• TEXT BLOCK:

First, unlike other fields of law where fiduciary obligations play a key role, in corporate law, not one, not two, but three distinct actors owe fiduciary duties—executive officers, directors, and controlling shareholders. The beneficiaries of those actors' duties, the reasons for imposing duties, and the scope and demands of fiduciary duties differ for the three actors. Thus, there is not a singular duty of care and loyalty in Delaware corporate law, but multiple variations of those duties owed by multiple actors. Delaware has a law of fiduciaries, not a fiduciary law.
Second, this chapter challenges the supposed standard of conduct-standard of review divergence first hailed in 1993 by Professor Melvin Eisenberg as unique to corporate law. The construct was descriptively inaccurate as a matter of corporate law doctrine when Professor Eisenberg first wrote, it has been little used by the Supreme Court since then—only one Supreme Court decision since 1993 uses both "standard of conduct" and "standard of review" in the same opinion—and the standards often converge rather than diverge. Where divergence does exist—infrequently—it is doubtful that unenforced standards of conduct can properly be considered to be "law" or that such divergence serves any useful purpose.

• INPUT DATA:
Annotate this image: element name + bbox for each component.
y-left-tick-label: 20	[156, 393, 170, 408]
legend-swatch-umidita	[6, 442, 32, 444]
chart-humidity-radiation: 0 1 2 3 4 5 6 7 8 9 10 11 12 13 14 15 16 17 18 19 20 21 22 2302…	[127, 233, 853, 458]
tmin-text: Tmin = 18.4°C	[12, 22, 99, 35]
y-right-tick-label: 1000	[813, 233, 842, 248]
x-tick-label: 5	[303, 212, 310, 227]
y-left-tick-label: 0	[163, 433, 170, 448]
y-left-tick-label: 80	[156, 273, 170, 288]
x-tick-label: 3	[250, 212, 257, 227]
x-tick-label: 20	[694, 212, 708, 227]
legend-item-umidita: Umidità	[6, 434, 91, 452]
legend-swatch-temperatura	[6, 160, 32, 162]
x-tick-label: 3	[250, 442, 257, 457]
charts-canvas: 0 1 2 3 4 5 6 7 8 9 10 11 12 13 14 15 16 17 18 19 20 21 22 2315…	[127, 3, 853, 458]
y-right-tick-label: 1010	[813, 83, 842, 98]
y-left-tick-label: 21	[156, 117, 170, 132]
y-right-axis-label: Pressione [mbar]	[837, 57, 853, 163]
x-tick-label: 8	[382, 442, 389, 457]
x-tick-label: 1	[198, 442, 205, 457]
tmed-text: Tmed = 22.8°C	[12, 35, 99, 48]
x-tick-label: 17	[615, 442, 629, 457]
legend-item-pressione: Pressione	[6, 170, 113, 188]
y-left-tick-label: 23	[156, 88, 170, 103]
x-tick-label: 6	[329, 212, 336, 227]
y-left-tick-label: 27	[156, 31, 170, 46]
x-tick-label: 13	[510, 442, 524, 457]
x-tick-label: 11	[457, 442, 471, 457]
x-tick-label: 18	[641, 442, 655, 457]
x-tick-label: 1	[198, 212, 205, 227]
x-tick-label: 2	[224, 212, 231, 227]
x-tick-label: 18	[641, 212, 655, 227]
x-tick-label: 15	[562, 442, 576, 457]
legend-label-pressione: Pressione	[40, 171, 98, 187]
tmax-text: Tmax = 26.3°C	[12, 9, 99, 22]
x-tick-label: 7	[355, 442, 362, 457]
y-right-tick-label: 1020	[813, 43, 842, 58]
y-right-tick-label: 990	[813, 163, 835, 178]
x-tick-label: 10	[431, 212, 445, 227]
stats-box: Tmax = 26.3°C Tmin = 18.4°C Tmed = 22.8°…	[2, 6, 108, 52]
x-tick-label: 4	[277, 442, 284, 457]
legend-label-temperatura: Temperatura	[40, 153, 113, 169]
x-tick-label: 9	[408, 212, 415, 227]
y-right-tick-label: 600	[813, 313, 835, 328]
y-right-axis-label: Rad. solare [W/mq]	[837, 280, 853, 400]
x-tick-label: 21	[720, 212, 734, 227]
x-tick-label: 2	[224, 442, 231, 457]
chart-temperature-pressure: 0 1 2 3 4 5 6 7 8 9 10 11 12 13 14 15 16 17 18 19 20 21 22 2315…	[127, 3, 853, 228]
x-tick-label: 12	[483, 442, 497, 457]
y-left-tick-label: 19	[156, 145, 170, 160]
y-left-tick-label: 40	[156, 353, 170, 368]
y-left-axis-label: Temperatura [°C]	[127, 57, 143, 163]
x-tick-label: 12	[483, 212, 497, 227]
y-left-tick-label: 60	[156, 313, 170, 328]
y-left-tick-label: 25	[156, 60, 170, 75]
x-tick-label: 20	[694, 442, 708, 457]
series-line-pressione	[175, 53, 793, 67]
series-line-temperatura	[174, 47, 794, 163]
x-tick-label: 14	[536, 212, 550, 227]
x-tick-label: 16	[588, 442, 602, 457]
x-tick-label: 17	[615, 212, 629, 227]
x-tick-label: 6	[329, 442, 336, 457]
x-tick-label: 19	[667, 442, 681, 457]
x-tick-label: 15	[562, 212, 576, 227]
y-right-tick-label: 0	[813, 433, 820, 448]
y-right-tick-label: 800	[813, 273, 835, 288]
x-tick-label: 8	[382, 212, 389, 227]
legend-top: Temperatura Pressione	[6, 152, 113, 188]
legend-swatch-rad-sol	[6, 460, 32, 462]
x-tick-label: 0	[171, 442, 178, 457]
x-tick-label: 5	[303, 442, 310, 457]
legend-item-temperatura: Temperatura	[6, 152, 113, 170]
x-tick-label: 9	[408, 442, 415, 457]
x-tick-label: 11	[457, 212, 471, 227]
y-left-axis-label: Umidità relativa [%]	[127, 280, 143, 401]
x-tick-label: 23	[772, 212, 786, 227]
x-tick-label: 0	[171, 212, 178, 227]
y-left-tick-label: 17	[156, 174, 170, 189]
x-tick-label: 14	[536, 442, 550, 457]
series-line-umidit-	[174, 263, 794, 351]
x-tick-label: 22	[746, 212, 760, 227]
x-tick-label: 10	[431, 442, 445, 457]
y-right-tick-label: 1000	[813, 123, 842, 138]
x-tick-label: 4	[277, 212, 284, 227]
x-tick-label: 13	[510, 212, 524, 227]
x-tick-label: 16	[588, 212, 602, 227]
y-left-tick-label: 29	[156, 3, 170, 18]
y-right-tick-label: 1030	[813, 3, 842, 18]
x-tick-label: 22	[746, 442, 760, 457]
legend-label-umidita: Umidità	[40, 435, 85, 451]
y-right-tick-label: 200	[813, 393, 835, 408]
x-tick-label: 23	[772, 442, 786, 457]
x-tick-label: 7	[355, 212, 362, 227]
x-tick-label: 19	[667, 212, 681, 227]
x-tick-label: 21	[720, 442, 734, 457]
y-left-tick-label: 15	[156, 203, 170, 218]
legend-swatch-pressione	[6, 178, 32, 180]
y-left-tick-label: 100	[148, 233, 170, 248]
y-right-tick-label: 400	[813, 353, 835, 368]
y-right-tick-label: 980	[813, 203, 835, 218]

• YOUR TASKS:
[1] Transcribe the passage on corporate fiduciary duties from "First, unlike other" to "a fiduciary law.".
[2] Format the rows as a numbered list, from the first row to the row with "442, 362, 457]", leaving out any blank lines.

• WRITTEN RESPONSES:
[1]
First, unlike other fields of law where fiduciary obligations play a key role, in corporate law, not one, not two, but three distinct actors owe fiduciary duties—executive officers, directors, and controlling shareholders. The beneficiaries of those actors' duties, the reasons for imposing duties, and the scope and demands of fiduciary duties differ for the three actors. Thus, there is not a singular duty of care and loyalty in Delaware corporate law, but multiple variations of those duties owed by multiple actors. Delaware has a law of fiduciaries, not a fiduciary law.

[2]
1. Annotate this image: element name + bbox for each component.
2. y-left-tick-label: 20	[156, 393, 170, 408]
3. legend-swatch-umidita	[6, 442, 32, 444]
4. chart-humidity-radiation: 0 1 2 3 4 5 6 7 8 9 10 11 12 13 14 15 16 17 18 19 20 21 22 2302…	[127, 233, 853, 458]
5. tmin-text: Tmin = 18.4°C	[12, 22, 99, 35]
6. y-right-tick-label: 1000	[813, 233, 842, 248]
7. x-tick-label: 5	[303, 212, 310, 227]
8. y-left-tick-label: 0	[163, 433, 170, 448]
9. y-left-tick-label: 80	[156, 273, 170, 288]
10. x-tick-label: 3	[250, 212, 257, 227]
11. x-tick-label: 20	[694, 212, 708, 227]
12. legend-item-umidita: Umidità	[6, 434, 91, 452]
13. legend-swatch-temperatura	[6, 160, 32, 162]
14. x-tick-label: 3	[250, 442, 257, 457]
15. charts-canvas: 0 1 2 3 4 5 6 7 8 9 10 11 12 13 14 15 16 17 18 19 20 21 22 2315…	[127, 3, 853, 458]
16. y-right-tick-label: 1010	[813, 83, 842, 98]
17. y-left-tick-label: 21	[156, 117, 170, 132]
18. y-right-axis-label: Pressione [mbar]	[837, 57, 853, 163]
19. x-tick-label: 8	[382, 442, 389, 457]
20. x-tick-label: 1	[198, 442, 205, 457]
21. tmed-text: Tmed = 22.8°C	[12, 35, 99, 48]
22. x-tick-label: 17	[615, 442, 629, 457]
23. legend-item-pressione: Pressione	[6, 170, 113, 188]
24. y-left-tick-label: 23	[156, 88, 170, 103]
25. x-tick-label: 6	[329, 212, 336, 227]
26. y-left-tick-label: 27	[156, 31, 170, 46]
27. x-tick-label: 13	[510, 442, 524, 457]
28. x-tick-label: 11	[457, 442, 471, 457]
29. x-tick-label: 18	[641, 442, 655, 457]
30. x-tick-label: 1	[198, 212, 205, 227]
31. x-tick-label: 2	[224, 212, 231, 227]
32. x-tick-label: 18	[641, 212, 655, 227]
33. x-tick-label: 15	[562, 442, 576, 457]
34. legend-label-pressione: Pressione	[40, 171, 98, 187]
35. tmax-text: Tmax = 26.3°C	[12, 9, 99, 22]
36. x-tick-label: 7	[355, 442, 362, 457]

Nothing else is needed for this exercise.